**Aim of the task**: Search the material below for the word "Importeren" and copy every line in which it occurs.

**Exercise inputs**:
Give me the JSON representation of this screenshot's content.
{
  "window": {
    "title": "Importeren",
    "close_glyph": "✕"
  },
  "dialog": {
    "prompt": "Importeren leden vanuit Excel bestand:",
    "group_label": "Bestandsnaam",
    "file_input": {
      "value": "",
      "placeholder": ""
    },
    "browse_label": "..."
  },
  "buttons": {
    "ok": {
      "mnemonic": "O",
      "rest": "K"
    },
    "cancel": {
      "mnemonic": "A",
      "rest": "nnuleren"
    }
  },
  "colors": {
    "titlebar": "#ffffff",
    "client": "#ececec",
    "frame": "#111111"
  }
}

--

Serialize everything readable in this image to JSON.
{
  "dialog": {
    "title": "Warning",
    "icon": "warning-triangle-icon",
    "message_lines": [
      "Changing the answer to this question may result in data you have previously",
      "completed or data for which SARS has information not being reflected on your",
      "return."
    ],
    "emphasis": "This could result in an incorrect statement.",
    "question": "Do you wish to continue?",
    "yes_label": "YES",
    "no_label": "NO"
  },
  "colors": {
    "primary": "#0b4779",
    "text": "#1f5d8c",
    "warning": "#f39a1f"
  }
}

**Solution for this exercise**:
    "title": "Importeren",
    "prompt": "Importeren leden vanuit Excel bestand:",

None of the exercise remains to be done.